##### DATA SUPPLIED #####
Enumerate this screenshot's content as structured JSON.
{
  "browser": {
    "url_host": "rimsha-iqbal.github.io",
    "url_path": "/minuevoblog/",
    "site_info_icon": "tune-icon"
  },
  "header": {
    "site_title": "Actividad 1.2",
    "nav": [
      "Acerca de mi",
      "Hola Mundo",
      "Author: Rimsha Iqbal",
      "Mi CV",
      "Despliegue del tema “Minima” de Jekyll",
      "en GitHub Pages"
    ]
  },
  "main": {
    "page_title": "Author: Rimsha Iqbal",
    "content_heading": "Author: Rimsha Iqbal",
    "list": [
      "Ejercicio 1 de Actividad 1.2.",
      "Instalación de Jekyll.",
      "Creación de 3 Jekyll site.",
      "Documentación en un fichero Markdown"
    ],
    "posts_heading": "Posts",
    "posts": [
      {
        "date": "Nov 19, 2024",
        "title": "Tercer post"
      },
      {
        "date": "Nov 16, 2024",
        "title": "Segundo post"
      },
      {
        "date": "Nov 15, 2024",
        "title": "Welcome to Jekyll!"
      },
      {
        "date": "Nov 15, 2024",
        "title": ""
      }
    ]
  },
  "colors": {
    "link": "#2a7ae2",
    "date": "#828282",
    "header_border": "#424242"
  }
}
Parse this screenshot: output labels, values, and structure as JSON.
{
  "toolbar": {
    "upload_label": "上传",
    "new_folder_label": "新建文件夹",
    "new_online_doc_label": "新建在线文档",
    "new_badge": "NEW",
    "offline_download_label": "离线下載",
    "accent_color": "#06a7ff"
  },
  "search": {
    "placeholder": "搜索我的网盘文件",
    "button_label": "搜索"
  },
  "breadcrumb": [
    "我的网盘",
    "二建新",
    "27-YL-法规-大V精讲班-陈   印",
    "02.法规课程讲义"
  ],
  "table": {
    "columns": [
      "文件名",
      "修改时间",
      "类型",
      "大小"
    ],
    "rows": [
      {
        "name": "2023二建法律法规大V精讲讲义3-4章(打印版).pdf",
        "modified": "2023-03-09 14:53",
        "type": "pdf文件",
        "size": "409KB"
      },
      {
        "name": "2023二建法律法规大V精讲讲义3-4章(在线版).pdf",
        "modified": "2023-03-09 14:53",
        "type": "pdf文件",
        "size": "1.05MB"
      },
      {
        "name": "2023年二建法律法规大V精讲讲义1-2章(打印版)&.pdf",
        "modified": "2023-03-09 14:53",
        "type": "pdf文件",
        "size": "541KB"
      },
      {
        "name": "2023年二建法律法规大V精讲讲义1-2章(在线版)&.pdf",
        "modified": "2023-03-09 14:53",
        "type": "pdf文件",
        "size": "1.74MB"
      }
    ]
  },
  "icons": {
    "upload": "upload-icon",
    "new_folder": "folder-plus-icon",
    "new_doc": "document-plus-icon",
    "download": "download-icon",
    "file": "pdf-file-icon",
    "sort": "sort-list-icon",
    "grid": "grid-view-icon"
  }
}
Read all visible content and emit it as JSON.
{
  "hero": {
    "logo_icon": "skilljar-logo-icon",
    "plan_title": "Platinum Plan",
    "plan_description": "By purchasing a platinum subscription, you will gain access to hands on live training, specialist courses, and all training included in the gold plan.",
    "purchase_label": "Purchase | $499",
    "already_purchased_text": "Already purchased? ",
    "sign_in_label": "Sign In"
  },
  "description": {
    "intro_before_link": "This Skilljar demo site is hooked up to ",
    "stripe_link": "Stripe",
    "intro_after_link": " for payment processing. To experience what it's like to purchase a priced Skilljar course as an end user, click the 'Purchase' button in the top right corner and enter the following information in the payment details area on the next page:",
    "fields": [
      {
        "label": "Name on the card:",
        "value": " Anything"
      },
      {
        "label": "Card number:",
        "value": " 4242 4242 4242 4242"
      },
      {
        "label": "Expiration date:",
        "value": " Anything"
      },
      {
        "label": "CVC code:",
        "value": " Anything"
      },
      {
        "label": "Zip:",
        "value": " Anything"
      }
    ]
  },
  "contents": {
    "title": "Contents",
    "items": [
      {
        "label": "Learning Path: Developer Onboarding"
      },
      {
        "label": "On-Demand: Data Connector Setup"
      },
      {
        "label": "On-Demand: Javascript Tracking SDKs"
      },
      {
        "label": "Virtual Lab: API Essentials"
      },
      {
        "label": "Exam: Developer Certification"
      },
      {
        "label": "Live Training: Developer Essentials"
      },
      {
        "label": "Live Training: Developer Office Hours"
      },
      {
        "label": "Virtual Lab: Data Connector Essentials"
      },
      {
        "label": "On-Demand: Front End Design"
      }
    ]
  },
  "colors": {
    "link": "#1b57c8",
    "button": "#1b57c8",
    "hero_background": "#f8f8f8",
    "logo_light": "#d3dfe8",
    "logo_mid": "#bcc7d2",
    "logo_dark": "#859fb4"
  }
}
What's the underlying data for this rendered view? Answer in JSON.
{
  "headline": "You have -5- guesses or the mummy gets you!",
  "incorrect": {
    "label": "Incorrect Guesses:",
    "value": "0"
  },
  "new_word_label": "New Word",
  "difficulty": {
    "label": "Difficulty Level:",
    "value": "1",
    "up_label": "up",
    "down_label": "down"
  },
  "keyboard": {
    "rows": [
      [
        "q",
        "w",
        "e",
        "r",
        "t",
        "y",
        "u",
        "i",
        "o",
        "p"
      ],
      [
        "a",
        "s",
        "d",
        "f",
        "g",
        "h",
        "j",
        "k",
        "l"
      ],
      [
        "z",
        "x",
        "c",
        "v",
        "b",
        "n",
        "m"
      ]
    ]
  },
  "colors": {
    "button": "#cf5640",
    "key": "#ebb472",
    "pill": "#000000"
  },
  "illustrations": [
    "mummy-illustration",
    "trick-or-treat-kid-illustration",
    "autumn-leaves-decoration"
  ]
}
#####
#### [REQUIRED WORK]
Restate each record exactly as written.

#### [EXERCISE SOLUTION]
Enumerate this screenshot's content as structured JSON.
{
  "browser": {
    "url_host": "rimsha-iqbal.github.io",
    "url_path": "/minuevoblog/",
    "site_info_icon": "tune-icon"
  },
  "header": {
    "site_title": "Actividad 1.2",
    "nav": [
      "Acerca de mi",
      "Hola Mundo",
      "Author: Rimsha Iqbal",
      "Mi CV",
      "Despliegue del tema “Minima” de Jekyll",
      "en GitHub Pages"
    ]
  },
  "main": {
    "page_title": "Author: Rimsha Iqbal",
    "content_heading": "Author: Rimsha Iqbal",
    "list": [
      "Ejercicio 1 de Actividad 1.2.",
      "Instalación de Jekyll.",
      "Creación de 3 Jekyll site.",
      "Documentación en un fichero Markdown"
    ],
    "posts_heading": "Posts",
    "posts": [
      {
        "date": "Nov 19, 2024",
        "title": "Tercer post"
      },
      {
        "date": "Nov 16, 2024",
        "title": "Segundo post"
      },
      {
        "date": "Nov 15, 2024",
        "title": "Welcome to Jekyll!"
      },
      {
        "date": "Nov 15, 2024",
        "title": ""
      }
    ]
  },
  "colors": {
    "link": "#2a7ae2",
    "date": "#828282",
    "header_border": "#424242"
  }
}
Parse this screenshot: output labels, values, and structure as JSON.
{
  "toolbar": {
    "upload_label": "上传",
    "new_folder_label": "新建文件夹",
    "new_online_doc_label": "新建在线文档",
    "new_badge": "NEW",
    "offline_download_label": "离线下載",
    "accent_color": "#06a7ff"
  },
  "search": {
    "placeholder": "搜索我的网盘文件",
    "button_label": "搜索"
  },
  "breadcrumb": [
    "我的网盘",
    "二建新",
    "27-YL-法规-大V精讲班-陈   印",
    "02.法规课程讲义"
  ],
  "table": {
    "columns": [
      "文件名",
      "修改时间",
      "类型",
      "大小"
    ],
    "rows": [
      {
        "name": "2023二建法律法规大V精讲讲义3-4章(打印版).pdf",
        "modified": "2023-03-09 14:53",
        "type": "pdf文件",
        "size": "409KB"
      },
      {
        "name": "2023二建法律法规大V精讲讲义3-4章(在线版).pdf",
        "modified": "2023-03-09 14:53",
        "type": "pdf文件",
        "size": "1.05MB"
      },
      {
        "name": "2023年二建法律法规大V精讲讲义1-2章(打印版)&.pdf",
        "modified": "2023-03-09 14:53",
        "type": "pdf文件",
        "size": "541KB"
      },
      {
        "name": "2023年二建法律法规大V精讲讲义1-2章(在线版)&.pdf",
        "modified": "2023-03-09 14:53",
        "type": "pdf文件",
        "size": "1.74MB"
      }
    ]
  },
  "icons": {
    "upload": "upload-icon",
    "new_folder": "folder-plus-icon",
    "new_doc": "document-plus-icon",
    "download": "download-icon",
    "file": "pdf-file-icon",
    "sort": "sort-list-icon",
    "grid": "grid-view-icon"
  }
}
Read all visible content and emit it as JSON.
{
  "hero": {
    "logo_icon": "skilljar-logo-icon",
    "plan_title": "Platinum Plan",
    "plan_description": "By purchasing a platinum subscription, you will gain access to hands on live training, specialist courses, and all training included in the gold plan.",
    "purchase_label": "Purchase | $499",
    "already_purchased_text": "Already purchased? ",
    "sign_in_label": "Sign In"
  },
  "description": {
    "intro_before_link": "This Skilljar demo site is hooked up to ",
    "stripe_link": "Stripe",
    "intro_after_link": " for payment processing. To experience what it's like to purchase a priced Skilljar course as an end user, click the 'Purchase' button in the top right corner and enter the following information in the payment details area on the next page:",
    "fields": [
      {
        "label": "Name on the card:",
        "value": " Anything"
      },
      {
        "label": "Card number:",
        "value": " 4242 4242 4242 4242"
      },
      {
        "label": "Expiration date:",
        "value": " Anything"
      },
      {
        "label": "CVC code:",
        "value": " Anything"
      },
      {
        "label": "Zip:",
        "value": " Anything"
      }
    ]
  },
  "contents": {
    "title": "Contents",
    "items": [
      {
        "label": "Learning Path: Developer Onboarding"
      },
      {
        "label": "On-Demand: Data Connector Setup"
      },
      {
        "label": "On-Demand: Javascript Tracking SDKs"
      },
      {
        "label": "Virtual Lab: API Essentials"
      },
      {
        "label": "Exam: Developer Certification"
      },
      {
        "label": "Live Training: Developer Essentials"
      },
      {
        "label": "Live Training: Developer Office Hours"
      },
      {
        "label": "Virtual Lab: Data Connector Essentials"
      },
      {
        "label": "On-Demand: Front End Design"
      }
    ]
  },
  "colors": {
    "link": "#1b57c8",
    "button": "#1b57c8",
    "hero_background": "#f8f8f8",
    "logo_light": "#d3dfe8",
    "logo_mid": "#bcc7d2",
    "logo_dark": "#859fb4"
  }
}
What's the underlying data for this rendered view? Answer in JSON.
{
  "headline": "You have -5- guesses or the mummy gets you!",
  "incorrect": {
    "label": "Incorrect Guesses:",
    "value": "0"
  },
  "new_word_label": "New Word",
  "difficulty": {
    "label": "Difficulty Level:",
    "value": "1",
    "up_label": "up",
    "down_label": "down"
  },
  "keyboard": {
    "rows": [
      [
        "q",
        "w",
        "e",
        "r",
        "t",
        "y",
        "u",
        "i",
        "o",
        "p"
      ],
      [
        "a",
        "s",
        "d",
        "f",
        "g",
        "h",
        "j",
        "k",
        "l"
      ],
      [
        "z",
        "x",
        "c",
        "v",
        "b",
        "n",
        "m"
      ]
    ]
  },
  "colors": {
    "button": "#cf5640",
    "key": "#ebb472",
    "pill": "#000000"
  },
  "illustrations": [
    "mummy-illustration",
    "trick-or-treat-kid-illustration",
    "autumn-leaves-decoration"
  ]
}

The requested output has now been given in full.